### Exercise description
Report, as a bare number, how many lines contain the string "Rate".

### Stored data
★ ★ ★ ★ ★ ★ ★

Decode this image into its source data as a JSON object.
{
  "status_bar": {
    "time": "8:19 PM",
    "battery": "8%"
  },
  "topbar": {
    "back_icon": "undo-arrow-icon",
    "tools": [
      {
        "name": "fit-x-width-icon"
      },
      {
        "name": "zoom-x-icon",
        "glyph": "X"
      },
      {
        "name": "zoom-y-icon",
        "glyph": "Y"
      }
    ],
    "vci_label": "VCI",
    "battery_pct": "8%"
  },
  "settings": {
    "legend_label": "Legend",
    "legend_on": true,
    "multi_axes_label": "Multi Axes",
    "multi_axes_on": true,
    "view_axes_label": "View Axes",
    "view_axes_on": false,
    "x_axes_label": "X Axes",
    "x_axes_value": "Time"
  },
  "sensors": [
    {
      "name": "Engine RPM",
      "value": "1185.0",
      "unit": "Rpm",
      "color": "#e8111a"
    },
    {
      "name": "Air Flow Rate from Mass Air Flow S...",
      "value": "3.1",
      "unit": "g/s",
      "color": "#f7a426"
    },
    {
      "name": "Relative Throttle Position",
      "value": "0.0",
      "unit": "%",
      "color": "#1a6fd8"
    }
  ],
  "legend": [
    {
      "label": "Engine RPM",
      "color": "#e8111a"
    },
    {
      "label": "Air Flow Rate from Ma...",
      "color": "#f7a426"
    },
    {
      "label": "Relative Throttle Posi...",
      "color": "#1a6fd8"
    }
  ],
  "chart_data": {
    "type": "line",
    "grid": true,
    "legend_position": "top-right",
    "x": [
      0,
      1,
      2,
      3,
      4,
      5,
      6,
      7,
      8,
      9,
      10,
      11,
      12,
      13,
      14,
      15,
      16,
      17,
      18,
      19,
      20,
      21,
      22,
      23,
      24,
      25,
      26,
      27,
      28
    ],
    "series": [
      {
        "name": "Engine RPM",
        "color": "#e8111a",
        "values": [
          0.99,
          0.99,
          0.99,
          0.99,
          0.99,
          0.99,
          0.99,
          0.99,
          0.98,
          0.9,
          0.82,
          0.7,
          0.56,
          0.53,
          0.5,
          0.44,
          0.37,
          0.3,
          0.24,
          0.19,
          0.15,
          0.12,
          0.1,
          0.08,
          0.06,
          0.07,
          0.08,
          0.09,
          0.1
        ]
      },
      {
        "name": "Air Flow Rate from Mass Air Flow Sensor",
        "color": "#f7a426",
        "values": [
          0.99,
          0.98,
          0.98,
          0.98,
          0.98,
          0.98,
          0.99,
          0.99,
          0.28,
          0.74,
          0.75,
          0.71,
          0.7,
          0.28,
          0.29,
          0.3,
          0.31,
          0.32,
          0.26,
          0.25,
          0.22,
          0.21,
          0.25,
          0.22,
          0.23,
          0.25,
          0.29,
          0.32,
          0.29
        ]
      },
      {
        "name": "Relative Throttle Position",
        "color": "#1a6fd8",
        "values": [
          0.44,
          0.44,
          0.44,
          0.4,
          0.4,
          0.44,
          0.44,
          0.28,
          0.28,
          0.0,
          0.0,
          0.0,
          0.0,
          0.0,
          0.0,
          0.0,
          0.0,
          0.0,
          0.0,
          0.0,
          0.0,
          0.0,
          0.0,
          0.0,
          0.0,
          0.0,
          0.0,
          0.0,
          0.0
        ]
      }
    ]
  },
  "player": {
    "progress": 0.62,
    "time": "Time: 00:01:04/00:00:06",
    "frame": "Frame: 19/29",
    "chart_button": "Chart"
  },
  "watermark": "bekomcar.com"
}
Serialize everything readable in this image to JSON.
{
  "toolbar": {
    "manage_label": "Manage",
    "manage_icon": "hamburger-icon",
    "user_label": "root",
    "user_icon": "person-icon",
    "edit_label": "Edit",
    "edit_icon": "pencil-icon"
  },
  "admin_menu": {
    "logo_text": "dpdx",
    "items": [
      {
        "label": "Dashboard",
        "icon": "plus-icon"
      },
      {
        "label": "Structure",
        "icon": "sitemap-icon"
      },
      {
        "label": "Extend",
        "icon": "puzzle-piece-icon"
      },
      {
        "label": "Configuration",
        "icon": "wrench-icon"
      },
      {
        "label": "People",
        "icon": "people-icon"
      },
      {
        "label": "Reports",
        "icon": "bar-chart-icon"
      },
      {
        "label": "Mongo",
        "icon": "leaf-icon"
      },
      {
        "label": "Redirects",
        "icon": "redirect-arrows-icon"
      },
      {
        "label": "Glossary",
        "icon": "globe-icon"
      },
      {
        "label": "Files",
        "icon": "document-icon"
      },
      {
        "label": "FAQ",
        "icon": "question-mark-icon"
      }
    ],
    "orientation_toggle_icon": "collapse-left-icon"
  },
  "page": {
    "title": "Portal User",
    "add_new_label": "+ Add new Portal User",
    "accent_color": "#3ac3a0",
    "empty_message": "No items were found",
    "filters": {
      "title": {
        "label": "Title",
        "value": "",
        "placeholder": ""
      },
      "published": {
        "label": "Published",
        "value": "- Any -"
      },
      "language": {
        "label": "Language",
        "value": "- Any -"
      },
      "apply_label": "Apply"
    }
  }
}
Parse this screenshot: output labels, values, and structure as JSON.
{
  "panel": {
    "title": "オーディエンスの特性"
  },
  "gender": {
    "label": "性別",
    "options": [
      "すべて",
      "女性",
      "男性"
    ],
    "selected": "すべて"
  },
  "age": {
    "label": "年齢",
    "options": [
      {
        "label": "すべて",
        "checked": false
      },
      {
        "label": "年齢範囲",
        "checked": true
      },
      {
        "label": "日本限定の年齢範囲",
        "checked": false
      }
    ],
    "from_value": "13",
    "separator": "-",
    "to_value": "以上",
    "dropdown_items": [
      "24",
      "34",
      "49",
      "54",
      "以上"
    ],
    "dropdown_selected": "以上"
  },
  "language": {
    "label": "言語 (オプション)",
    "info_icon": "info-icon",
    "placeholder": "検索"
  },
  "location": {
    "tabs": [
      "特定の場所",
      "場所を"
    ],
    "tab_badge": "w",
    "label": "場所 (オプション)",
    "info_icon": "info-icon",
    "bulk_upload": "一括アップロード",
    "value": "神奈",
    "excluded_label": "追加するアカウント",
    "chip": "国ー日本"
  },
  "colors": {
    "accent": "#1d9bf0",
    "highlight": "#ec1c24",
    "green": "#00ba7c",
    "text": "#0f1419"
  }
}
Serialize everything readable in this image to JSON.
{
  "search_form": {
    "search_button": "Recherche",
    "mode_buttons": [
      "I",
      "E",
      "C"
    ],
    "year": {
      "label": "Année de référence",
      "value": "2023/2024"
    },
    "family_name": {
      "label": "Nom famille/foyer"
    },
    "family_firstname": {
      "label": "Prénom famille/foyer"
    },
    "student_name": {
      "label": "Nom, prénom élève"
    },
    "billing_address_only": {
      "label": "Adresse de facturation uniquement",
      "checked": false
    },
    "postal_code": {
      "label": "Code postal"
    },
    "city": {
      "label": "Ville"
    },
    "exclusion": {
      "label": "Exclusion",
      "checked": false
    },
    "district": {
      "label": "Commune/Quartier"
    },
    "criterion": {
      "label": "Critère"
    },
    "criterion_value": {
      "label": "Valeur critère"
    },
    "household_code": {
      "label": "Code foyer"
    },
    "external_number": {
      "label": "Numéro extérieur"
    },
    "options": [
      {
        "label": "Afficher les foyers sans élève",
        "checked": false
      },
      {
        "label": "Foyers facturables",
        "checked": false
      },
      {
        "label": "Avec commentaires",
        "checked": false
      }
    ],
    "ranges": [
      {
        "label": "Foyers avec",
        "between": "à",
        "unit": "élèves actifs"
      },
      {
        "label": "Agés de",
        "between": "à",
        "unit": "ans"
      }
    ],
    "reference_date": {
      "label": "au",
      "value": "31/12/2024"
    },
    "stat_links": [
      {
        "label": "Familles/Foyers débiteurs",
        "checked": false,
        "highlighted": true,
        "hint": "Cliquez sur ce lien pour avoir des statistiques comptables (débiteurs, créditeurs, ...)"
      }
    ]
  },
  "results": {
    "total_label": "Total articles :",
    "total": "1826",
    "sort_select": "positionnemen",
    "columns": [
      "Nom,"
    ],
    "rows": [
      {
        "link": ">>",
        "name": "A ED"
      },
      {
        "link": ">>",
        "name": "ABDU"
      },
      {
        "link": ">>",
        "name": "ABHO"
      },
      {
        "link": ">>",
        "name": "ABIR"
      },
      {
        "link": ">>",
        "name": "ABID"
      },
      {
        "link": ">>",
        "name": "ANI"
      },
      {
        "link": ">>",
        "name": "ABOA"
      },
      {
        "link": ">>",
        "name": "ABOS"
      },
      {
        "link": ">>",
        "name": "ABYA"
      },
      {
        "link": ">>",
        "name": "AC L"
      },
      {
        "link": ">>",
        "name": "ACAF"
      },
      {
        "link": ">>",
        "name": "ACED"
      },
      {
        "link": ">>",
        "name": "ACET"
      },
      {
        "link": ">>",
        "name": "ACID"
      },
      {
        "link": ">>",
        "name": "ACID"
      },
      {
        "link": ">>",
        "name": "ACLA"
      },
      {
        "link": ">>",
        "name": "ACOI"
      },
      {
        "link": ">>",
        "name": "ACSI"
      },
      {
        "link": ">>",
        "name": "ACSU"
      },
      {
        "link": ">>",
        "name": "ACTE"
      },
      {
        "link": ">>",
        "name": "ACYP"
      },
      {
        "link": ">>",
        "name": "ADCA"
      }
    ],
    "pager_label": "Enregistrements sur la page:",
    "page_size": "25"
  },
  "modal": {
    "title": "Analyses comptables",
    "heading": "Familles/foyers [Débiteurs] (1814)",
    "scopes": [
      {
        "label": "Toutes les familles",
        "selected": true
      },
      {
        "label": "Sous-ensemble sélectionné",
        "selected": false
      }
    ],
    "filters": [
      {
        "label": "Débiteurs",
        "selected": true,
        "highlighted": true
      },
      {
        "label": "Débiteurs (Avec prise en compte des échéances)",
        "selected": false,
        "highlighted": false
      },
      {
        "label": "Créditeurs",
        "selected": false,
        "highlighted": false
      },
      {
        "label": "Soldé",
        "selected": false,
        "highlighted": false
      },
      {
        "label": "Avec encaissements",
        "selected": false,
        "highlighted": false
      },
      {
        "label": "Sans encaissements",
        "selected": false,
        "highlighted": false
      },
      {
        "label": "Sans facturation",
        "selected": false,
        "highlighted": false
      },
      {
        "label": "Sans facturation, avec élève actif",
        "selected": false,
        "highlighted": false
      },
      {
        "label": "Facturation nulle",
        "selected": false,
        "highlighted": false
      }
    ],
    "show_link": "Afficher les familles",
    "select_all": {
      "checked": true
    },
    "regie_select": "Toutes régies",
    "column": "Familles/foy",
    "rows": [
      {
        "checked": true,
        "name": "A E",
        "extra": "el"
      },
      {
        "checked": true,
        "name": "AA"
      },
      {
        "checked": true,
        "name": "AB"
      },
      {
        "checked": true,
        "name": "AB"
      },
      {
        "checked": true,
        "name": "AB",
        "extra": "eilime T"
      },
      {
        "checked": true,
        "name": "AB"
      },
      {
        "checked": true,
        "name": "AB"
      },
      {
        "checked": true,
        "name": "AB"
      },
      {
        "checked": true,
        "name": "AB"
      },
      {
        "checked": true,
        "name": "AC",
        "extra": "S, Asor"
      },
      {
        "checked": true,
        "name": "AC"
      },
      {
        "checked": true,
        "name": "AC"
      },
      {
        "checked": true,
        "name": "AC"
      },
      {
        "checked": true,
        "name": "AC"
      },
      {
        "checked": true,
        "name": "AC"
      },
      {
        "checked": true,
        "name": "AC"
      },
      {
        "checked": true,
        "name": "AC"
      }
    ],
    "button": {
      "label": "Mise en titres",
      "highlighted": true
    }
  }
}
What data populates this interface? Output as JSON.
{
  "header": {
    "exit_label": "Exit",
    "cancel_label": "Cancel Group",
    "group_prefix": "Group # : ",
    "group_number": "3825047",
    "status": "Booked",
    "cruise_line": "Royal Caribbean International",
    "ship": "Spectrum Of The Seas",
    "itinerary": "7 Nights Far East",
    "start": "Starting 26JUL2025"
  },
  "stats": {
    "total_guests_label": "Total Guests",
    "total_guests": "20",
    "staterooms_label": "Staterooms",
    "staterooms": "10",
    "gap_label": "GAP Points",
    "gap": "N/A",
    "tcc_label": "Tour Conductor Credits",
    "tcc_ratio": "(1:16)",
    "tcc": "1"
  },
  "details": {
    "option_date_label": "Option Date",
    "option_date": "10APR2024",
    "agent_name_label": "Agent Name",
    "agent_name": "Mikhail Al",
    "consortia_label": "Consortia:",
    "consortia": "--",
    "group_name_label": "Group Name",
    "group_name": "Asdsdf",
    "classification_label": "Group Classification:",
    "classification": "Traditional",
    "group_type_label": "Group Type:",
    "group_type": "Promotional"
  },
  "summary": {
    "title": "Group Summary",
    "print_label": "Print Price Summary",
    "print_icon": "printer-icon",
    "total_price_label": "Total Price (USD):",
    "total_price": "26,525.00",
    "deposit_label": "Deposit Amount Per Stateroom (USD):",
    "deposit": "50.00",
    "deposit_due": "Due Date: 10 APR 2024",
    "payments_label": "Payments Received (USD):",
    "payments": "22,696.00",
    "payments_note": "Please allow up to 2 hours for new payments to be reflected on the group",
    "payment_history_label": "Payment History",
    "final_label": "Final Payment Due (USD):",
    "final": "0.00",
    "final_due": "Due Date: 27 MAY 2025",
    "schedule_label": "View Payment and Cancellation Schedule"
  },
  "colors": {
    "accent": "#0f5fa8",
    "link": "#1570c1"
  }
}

★ ★ ★ ★ ★ ★ ★

### Solution
3